Extracted data entries:
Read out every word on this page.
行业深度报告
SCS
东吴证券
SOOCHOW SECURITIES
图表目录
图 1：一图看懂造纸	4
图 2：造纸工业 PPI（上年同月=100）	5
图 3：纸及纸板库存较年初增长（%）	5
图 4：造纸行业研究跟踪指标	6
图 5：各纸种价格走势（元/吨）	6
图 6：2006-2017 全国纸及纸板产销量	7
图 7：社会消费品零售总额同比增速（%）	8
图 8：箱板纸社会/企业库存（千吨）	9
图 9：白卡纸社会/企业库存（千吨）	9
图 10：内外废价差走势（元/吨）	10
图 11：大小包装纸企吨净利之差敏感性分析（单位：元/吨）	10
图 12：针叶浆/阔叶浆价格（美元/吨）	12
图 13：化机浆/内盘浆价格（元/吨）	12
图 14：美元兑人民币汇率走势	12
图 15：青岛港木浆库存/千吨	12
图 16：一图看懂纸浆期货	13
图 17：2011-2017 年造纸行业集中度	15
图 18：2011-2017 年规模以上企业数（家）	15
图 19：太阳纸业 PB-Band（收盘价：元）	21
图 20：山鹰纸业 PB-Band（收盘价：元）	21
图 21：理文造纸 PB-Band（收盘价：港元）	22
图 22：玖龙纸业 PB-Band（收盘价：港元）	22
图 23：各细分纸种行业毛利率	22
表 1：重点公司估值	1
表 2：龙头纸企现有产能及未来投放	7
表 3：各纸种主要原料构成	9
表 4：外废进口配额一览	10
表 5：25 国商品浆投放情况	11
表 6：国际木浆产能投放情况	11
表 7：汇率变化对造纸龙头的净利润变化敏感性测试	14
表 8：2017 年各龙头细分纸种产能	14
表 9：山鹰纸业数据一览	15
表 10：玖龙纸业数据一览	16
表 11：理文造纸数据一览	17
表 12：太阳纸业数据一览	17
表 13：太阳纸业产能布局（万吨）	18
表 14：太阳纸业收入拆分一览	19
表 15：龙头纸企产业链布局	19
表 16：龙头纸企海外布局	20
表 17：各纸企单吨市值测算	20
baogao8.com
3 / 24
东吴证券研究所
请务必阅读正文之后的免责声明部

## [Problem to solve]
Find every line in the records above that holds the word "Band", and copy each one.

## [Complete response]
图 19：太阳纸业 PB-Band（收盘价：元）	21
图 20：山鹰纸业 PB-Band（收盘价：元）	21
图 21：理文造纸 PB-Band（收盘价：港元）	22
图 22：玖龙纸业 PB-Band（收盘价：港元）	22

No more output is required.